> INSTRUCTION: Look through the material below. Copy each line that contains the string "import".

> INPUT MATERIAL:
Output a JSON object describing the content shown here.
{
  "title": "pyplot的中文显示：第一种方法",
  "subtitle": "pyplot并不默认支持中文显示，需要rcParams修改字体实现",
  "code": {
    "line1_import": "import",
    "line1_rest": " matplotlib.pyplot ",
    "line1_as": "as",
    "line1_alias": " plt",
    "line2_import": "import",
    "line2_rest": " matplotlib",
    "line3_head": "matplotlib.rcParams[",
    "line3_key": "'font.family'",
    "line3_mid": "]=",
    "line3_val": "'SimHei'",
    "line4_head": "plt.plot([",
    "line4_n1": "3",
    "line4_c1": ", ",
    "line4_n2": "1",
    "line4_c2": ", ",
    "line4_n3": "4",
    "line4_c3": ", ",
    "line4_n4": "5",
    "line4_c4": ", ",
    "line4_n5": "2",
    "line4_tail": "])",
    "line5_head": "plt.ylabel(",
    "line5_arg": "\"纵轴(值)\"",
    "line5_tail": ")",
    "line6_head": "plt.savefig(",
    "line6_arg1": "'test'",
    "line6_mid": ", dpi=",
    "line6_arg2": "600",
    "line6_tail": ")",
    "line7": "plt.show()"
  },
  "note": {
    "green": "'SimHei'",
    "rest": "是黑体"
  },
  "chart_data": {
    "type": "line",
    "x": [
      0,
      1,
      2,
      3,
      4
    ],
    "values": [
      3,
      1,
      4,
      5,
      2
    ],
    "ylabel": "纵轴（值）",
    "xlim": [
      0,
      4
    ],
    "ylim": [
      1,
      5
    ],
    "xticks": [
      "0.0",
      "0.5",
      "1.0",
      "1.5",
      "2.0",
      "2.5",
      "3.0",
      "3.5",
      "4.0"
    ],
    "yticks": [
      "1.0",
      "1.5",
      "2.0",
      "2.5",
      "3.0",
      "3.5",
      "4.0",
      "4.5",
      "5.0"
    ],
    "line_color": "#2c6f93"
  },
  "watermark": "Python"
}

> WRITTEN ANSWER:
    "line1_import": "import",
    "line2_import": "import",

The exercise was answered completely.